Entries provided =>

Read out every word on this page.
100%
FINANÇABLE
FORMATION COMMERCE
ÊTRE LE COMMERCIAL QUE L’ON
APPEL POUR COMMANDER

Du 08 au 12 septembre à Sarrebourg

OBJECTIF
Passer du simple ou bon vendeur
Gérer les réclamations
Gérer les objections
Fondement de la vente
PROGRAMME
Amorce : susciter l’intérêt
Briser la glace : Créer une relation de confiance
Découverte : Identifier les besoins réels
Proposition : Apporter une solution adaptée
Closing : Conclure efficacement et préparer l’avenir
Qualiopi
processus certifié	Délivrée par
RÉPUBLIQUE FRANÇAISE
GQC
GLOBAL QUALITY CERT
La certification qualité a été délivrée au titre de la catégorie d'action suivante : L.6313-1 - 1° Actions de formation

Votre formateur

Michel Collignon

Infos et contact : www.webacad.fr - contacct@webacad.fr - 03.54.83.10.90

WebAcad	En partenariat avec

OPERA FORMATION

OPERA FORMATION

Instructions to follow =>
Reproduce each line verbatim.

The completed task =>
Read out every word on this page.
100%
FINANÇABLE
FORMATION COMMERCE
ÊTRE LE COMMERCIAL QUE L’ON
APPEL POUR COMMANDER

Du 08 au 12 septembre à Sarrebourg

OBJECTIF
Passer du simple ou bon vendeur
Gérer les réclamations
Gérer les objections
Fondement de la vente
PROGRAMME
Amorce : susciter l’intérêt
Briser la glace : Créer une relation de confiance
Découverte : Identifier les besoins réels
Proposition : Apporter une solution adaptée
Closing : Conclure efficacement et préparer l’avenir
Qualiopi
processus certifié	Délivrée par
RÉPUBLIQUE FRANÇAISE
GQC
GLOBAL QUALITY CERT
La certification qualité a été délivrée au titre de la catégorie d'action suivante : L.6313-1 - 1° Actions de formation

Votre formateur

Michel Collignon

Infos et contact : www.webacad.fr - contacct@webacad.fr - 03.54.83.10.90

WebAcad	En partenariat avec

OPERA FORMATION

OPERA FORMATION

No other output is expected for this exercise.